### OBJECTIVES:
a – Copy the beta zero portfolio notebook word for word, starting at "rfr = rfr.set_index('Date')" and ending at "sp500.index = pd.to_datetime(sp500.index)".
b – Extend the beta zero portfolio notebook, picking up right after its final line.

### PASSAGE SHOWN:
──────────────────────────────

# Building a Beta Zero Portfolio #

In [101]:
# Import Libraries

# Data Management
import pandas as pd
import numpy as np

# Plots
import matplotlib.pyplot as plt

# Statistics
import statsmodels.api as sm
from scipy.optimize import minimize

# Manipulate Files
import os

# Pretty Notation
from IPython.display import display, Math

In [102]:
# Get the important data for the Risk Free Rate

rfr = pd.read_csv(r"..\additional_data\rfr.csv")
rfr = rfr.set_index('Date')
rfr.index = pd.to_datetime(rfr.index, dayfirst=True)
rfr.dropna(inplace = True)

# Get the important data for the S&P500

sp500 = pd.read_csv(rf"..\additional_data\sp500.csv")
sp500 = sp500.set_index('Date')
sp500.index = pd.to_datetime(sp500.index)

In [103]:
# Dictionary to store the DataFrames
folder_path = r"..\stocks"

dataframes = {} 

# List all files in the folder
for file in os.listdir(folder_path):
    if file.endswith(".csv"):
        # Full path to the file
        file_path = os.path.join(folder_path, file)
        
        # Read the Excel file
        df = pd.read_csv(file_path)
        df = df.set_index("Date")
        df.index = pd.to_datetime(df.index)

        df = df['Adjusted_close']

        df = df.rename("adj_close")
        
        # Fill nans
        df = df.interpolate(method='time')

        df = df.loc['2015-01-01':]

        df.dropna(inplace=True)

──────────────────────────────

Portion of a data file:
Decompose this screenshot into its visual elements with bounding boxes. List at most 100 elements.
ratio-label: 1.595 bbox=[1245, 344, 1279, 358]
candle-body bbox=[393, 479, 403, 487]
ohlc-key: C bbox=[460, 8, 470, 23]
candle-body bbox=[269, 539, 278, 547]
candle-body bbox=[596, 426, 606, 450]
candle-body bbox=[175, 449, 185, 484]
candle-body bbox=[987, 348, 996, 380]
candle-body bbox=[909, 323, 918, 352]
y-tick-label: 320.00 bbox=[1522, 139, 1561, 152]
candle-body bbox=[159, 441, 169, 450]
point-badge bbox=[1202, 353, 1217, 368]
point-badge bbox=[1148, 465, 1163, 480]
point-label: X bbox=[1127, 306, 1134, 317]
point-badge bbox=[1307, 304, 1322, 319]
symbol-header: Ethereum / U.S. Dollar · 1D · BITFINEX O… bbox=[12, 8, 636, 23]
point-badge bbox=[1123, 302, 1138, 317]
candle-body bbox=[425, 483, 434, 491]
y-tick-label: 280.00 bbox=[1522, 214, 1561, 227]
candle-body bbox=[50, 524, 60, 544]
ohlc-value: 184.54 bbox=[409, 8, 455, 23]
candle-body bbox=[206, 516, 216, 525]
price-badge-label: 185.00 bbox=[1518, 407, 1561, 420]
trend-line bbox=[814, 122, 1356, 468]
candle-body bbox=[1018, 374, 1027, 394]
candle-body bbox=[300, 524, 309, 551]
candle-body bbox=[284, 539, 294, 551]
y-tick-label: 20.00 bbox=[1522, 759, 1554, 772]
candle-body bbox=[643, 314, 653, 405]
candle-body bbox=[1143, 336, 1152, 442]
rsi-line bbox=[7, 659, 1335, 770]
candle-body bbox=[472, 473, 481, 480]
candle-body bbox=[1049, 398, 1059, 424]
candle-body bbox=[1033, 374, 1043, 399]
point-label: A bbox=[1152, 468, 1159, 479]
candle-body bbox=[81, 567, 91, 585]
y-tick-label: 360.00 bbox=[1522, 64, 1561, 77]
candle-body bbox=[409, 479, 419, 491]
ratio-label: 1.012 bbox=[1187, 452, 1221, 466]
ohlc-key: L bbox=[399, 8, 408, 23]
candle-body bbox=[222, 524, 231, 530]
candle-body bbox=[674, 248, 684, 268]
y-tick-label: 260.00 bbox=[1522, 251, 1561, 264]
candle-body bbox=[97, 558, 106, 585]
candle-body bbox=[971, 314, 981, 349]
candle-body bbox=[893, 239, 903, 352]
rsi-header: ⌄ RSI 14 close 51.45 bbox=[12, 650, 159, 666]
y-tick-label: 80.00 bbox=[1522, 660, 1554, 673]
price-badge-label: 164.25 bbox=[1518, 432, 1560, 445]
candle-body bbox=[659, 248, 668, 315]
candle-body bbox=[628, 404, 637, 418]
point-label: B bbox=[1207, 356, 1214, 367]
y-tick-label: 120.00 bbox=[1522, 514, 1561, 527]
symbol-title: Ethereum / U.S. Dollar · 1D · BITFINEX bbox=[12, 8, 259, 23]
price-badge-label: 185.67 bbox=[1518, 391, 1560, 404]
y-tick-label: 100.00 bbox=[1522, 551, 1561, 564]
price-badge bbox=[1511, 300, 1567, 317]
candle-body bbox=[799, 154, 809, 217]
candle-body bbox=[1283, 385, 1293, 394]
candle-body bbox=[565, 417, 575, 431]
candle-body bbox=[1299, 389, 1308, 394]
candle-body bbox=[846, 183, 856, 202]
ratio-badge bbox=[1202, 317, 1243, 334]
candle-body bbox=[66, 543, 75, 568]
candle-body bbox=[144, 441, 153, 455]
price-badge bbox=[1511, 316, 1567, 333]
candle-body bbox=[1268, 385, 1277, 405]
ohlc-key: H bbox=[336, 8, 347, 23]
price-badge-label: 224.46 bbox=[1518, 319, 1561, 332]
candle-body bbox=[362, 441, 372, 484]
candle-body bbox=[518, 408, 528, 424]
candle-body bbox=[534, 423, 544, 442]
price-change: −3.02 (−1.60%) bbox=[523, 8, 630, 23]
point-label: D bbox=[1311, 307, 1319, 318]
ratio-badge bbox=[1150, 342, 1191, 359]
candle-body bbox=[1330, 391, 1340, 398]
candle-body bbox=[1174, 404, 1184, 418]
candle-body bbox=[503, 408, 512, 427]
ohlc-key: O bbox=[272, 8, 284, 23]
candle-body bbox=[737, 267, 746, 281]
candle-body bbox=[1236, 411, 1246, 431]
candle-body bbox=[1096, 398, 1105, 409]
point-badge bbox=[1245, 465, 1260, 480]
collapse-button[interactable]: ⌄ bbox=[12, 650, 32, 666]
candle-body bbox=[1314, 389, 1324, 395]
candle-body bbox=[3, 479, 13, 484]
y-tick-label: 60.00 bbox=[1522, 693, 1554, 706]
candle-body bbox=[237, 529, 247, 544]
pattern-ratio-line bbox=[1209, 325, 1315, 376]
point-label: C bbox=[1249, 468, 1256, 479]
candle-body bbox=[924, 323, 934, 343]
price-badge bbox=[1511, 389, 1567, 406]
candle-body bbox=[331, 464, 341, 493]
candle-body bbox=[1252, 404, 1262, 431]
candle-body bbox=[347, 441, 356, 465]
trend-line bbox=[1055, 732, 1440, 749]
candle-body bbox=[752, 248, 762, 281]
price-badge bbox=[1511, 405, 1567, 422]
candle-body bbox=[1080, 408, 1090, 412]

──────────────────────────────

### ANSWERS GIVEN:
a –
rfr = rfr.set_index('Date')
rfr.index = pd.to_datetime(rfr.index, dayfirst=True)
rfr.dropna(inplace = True)

# Get the important data for the S&P500

sp500 = pd.read_csv(rf"..\additional_data\sp500.csv")
sp500 = sp500.set_index('Date')
sp500.index = pd.to_datetime(sp500.index)

b –
        if len(df) >= 2000:
            # File name without extension
            file_name = os.path.splitext(file)[0]
            
            # Guardar en el diccionario
            dataframes[file_name] = df
            # print(f"File loaded: {file_name} ({len(df)} rows)")
        else:
            #print(f"File skipped (less than 2000 rows after cleaning): {file}")
            continue

print(f"\nTotal files loaded: {len(dataframes)}")
print("Files loaded:", list(dataframes.keys()))

In [104]:
# Create the Returns DataFrame
returns_dict = {}

# Create the Loop to Obtain the Betas
for ticker in dataframes.keys():
    df = dataframes[ticker].pct_change(1).dropna()
    returns_dict[ticker] = df

# Create the DataFrame
df_returns = pd.DataFrame.from_dict(returns_dict)
df_returns = df_returns.apply(lambda x: x.fillna(x.mean()), axis=0)

df_returns

## Using Historical Beta (No Rebalacing) ##

In [106]:
# Calculate the Correlations Matrix
corr_matrix = df_returns.corr().values  

# Obtain Eigenvalues
eigenvalues, _ = np.linalg.eigh(corr_matrix)

# Identify how much Eigenvalues are small (high colineality)
threshold = 1e-4  # Adjust
num_redundant = sum(eigenvalues < threshold)

print(f"Number of highly collinear variables: {num_redundant}")

In [107]:
# Create useful series
risk_free_daily = (((1 + (rfr['risk_free_rate'].div(100)))**(1/360)) - 1)
market_returns = sp500['sp_500'].pct_change(1).dropna()

In [108]:
# Common Index

common_index = df_returns.index.intersection(risk_free_daily.index).intersection(market_returns.index)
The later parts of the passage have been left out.